» **DIRECTION**
Locate the string "color" throughout the material and copy every line in which it occurs.

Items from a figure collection
■ ■ ■ ■ ■ ■ ■

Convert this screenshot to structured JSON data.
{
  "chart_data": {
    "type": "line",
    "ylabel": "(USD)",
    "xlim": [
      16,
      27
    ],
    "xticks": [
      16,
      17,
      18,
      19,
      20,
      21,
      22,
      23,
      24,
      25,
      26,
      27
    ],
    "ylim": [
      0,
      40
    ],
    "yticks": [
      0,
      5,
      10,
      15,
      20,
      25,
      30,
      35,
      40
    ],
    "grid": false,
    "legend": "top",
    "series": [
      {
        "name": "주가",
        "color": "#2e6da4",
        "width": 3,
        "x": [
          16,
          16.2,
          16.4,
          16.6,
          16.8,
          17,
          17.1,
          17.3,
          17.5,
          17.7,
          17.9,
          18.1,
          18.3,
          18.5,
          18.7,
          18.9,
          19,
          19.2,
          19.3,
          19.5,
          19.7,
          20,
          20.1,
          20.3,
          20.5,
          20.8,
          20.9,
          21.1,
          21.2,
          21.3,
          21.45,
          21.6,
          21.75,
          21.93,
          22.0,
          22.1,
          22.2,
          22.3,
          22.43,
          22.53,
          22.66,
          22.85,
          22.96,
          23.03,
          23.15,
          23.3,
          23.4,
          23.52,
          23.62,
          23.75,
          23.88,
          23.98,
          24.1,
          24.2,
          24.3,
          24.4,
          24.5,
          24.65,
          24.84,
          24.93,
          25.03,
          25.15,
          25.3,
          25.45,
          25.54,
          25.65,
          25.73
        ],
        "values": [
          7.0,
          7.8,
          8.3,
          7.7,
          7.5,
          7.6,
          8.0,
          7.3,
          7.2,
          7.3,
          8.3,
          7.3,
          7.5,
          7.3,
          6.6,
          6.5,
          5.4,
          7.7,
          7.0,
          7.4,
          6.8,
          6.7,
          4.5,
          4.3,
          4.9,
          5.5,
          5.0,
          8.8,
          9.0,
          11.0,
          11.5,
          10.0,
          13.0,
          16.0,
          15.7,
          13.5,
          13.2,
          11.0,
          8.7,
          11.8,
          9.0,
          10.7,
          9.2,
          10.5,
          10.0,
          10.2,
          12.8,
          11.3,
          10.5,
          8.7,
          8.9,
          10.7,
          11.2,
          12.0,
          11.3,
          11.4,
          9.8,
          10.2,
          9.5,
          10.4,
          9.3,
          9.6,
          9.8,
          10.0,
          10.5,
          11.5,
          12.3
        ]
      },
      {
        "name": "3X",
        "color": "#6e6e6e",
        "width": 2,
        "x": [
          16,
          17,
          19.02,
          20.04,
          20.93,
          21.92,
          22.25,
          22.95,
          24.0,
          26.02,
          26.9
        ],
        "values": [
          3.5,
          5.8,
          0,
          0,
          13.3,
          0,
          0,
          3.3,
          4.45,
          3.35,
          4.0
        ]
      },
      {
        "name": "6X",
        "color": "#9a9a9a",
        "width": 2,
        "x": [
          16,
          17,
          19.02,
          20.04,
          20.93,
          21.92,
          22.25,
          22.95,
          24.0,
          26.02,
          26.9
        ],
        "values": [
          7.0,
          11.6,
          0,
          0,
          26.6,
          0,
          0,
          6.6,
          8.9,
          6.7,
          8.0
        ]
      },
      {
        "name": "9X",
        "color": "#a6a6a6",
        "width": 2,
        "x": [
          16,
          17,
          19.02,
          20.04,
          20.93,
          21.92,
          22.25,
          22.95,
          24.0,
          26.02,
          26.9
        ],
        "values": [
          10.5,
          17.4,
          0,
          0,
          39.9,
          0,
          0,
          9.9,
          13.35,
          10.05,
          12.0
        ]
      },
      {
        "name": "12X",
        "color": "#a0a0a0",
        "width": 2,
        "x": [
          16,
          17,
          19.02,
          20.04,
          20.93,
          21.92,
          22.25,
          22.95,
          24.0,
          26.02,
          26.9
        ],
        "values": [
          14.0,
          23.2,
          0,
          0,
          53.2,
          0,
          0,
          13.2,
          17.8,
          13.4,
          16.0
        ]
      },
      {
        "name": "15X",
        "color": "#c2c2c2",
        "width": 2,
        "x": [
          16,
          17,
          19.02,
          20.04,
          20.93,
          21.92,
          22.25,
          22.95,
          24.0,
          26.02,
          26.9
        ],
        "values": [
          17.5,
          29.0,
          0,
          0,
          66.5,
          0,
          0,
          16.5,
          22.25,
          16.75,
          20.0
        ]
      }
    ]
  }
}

■ ■ ■ ■ ■ ■ ■

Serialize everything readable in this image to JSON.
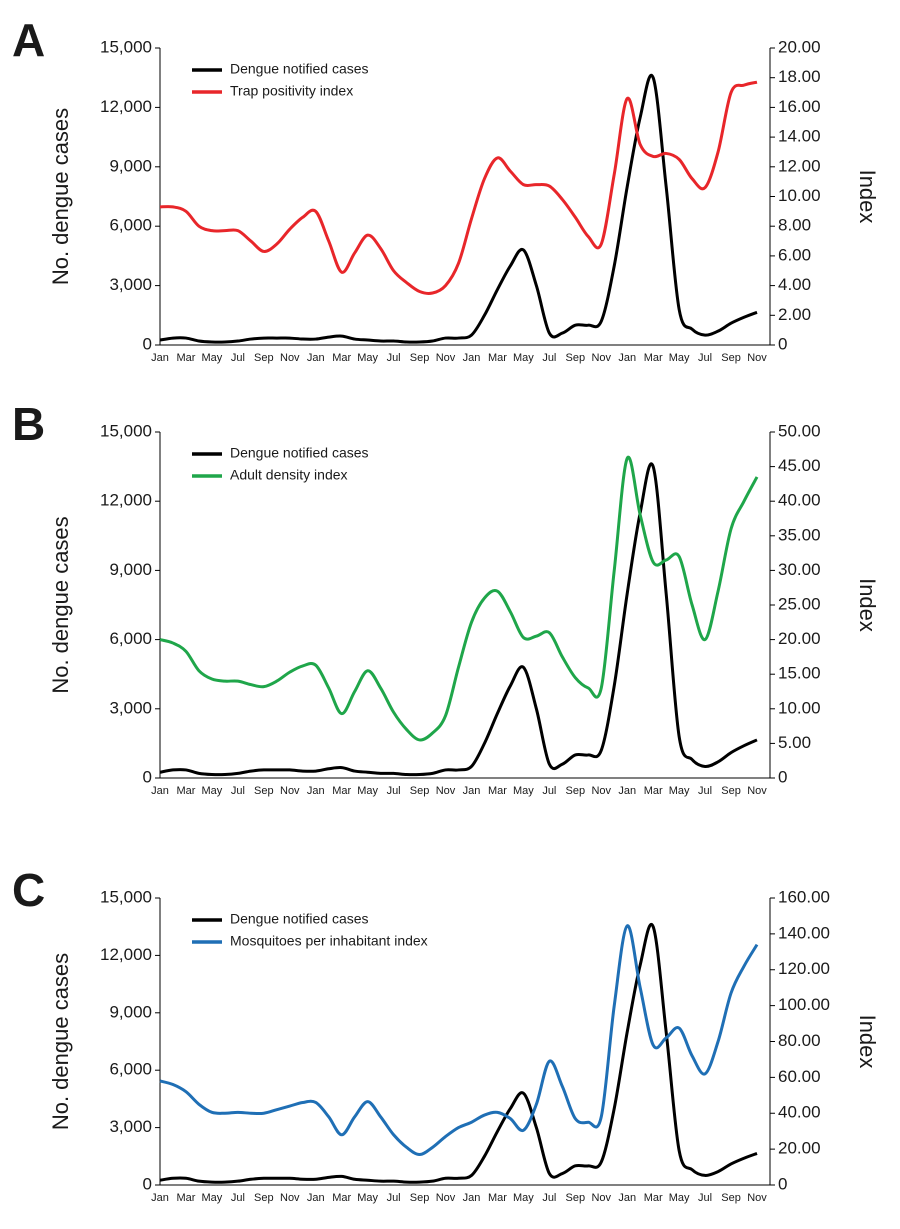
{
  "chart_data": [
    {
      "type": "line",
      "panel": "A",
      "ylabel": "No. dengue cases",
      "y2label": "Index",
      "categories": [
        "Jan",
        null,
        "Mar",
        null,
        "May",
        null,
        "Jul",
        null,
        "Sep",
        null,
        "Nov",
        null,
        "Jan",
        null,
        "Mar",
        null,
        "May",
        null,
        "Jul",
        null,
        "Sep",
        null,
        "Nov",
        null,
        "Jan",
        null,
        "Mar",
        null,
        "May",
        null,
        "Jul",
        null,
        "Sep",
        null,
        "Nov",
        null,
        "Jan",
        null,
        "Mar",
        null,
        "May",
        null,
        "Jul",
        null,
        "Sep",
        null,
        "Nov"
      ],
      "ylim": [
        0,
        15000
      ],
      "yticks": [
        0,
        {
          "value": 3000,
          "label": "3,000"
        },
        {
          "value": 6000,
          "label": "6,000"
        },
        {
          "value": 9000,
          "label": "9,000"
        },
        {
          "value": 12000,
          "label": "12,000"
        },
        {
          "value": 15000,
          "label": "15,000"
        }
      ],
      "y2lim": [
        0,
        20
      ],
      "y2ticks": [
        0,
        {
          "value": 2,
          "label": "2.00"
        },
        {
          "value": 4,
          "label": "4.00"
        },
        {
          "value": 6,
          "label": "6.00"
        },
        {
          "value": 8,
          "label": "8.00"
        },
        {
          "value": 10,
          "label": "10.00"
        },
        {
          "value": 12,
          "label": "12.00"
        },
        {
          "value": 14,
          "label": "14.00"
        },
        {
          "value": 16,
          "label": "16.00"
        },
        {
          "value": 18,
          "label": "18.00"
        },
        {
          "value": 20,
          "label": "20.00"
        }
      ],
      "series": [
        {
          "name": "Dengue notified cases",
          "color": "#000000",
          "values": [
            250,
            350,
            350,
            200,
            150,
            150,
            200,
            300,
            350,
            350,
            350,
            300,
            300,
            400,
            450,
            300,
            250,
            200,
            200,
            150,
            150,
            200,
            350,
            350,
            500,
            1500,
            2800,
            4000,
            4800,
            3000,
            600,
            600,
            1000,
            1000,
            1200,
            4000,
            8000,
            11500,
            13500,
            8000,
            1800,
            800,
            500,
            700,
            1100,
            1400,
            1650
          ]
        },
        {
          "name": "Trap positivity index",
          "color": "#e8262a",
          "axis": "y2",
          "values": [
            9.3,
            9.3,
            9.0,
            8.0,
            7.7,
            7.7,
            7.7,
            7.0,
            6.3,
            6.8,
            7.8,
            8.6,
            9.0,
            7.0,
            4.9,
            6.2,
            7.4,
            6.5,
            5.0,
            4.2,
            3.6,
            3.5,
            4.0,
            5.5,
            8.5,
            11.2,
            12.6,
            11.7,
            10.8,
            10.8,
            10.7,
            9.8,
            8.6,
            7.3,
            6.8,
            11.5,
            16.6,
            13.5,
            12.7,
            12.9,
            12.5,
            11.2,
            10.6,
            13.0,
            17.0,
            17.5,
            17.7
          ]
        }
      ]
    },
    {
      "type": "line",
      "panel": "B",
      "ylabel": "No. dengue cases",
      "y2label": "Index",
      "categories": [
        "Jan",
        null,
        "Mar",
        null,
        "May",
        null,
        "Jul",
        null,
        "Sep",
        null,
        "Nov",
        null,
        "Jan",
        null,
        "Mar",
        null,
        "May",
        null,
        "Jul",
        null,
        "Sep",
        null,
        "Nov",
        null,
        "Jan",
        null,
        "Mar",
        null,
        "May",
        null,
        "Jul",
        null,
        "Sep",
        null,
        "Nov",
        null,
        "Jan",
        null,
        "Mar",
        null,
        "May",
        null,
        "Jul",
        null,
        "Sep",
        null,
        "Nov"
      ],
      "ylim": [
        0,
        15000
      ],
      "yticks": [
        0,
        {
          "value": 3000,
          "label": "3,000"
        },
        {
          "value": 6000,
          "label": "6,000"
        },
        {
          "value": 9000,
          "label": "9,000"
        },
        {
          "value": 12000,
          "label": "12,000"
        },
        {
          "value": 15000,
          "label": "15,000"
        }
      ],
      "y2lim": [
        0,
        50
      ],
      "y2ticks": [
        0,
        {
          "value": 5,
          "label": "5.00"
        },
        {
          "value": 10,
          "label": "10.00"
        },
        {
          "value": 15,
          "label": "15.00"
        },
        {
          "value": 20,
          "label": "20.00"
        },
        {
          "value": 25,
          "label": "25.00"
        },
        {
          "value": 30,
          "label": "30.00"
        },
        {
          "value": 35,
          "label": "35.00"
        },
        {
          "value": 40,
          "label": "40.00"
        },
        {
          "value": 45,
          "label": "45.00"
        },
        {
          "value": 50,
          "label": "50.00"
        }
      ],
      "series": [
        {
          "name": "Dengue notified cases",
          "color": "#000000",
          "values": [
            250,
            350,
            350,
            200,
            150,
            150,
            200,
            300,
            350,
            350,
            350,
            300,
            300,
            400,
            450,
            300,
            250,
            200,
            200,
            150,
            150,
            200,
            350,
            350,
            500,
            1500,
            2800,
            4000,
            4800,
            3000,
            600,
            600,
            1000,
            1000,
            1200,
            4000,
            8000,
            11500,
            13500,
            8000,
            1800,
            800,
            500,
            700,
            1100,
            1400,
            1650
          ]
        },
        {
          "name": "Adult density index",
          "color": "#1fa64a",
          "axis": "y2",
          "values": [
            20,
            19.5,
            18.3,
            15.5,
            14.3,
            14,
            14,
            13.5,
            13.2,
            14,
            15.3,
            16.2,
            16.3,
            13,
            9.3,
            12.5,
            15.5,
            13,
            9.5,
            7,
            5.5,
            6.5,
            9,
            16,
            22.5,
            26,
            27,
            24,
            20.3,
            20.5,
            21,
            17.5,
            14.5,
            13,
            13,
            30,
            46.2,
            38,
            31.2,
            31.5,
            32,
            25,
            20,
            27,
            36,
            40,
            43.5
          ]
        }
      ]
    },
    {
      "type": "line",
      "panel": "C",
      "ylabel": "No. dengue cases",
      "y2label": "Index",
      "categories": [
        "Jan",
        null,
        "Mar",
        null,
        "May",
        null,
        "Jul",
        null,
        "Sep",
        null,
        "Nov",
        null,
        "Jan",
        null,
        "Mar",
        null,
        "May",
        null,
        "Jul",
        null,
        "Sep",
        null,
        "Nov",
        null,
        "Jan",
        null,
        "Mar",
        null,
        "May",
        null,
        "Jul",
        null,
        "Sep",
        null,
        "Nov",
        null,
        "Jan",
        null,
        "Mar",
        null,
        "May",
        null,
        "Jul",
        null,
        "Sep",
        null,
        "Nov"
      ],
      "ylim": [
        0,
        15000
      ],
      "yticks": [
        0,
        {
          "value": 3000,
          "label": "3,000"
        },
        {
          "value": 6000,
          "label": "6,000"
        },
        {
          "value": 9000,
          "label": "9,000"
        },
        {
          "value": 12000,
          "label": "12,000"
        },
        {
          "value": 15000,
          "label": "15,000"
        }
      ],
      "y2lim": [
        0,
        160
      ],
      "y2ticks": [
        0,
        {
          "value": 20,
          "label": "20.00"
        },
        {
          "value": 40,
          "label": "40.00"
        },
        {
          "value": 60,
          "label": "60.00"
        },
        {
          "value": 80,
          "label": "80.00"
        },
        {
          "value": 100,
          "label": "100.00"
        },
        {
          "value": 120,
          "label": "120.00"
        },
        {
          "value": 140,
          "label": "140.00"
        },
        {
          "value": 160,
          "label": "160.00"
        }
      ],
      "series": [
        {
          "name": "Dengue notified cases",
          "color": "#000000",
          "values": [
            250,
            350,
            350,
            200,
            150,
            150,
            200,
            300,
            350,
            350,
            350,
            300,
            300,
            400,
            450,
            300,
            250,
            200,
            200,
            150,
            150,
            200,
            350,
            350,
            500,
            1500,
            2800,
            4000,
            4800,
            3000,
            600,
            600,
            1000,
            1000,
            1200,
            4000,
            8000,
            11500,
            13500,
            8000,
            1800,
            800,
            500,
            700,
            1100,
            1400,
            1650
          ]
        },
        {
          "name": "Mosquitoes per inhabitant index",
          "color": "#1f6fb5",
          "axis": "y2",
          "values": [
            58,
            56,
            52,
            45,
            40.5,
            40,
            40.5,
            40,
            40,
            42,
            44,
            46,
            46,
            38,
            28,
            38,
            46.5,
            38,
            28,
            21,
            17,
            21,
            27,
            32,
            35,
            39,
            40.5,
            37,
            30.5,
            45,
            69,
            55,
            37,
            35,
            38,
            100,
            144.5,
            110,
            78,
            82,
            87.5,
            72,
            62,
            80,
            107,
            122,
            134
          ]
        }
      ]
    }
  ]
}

■ ■ ■ ■ ■ ■ ■

» **ANSWER TO THE TASK**
        "color": "#2e6da4",
        "color": "#6e6e6e",
        "color": "#9a9a9a",
        "color": "#a6a6a6",
        "color": "#a0a0a0",
        "color": "#c2c2c2",
          "color": "#000000",
          "color": "#e8262a",
          "color": "#000000",
          "color": "#1fa64a",
          "color": "#000000",
          "color": "#1f6fb5",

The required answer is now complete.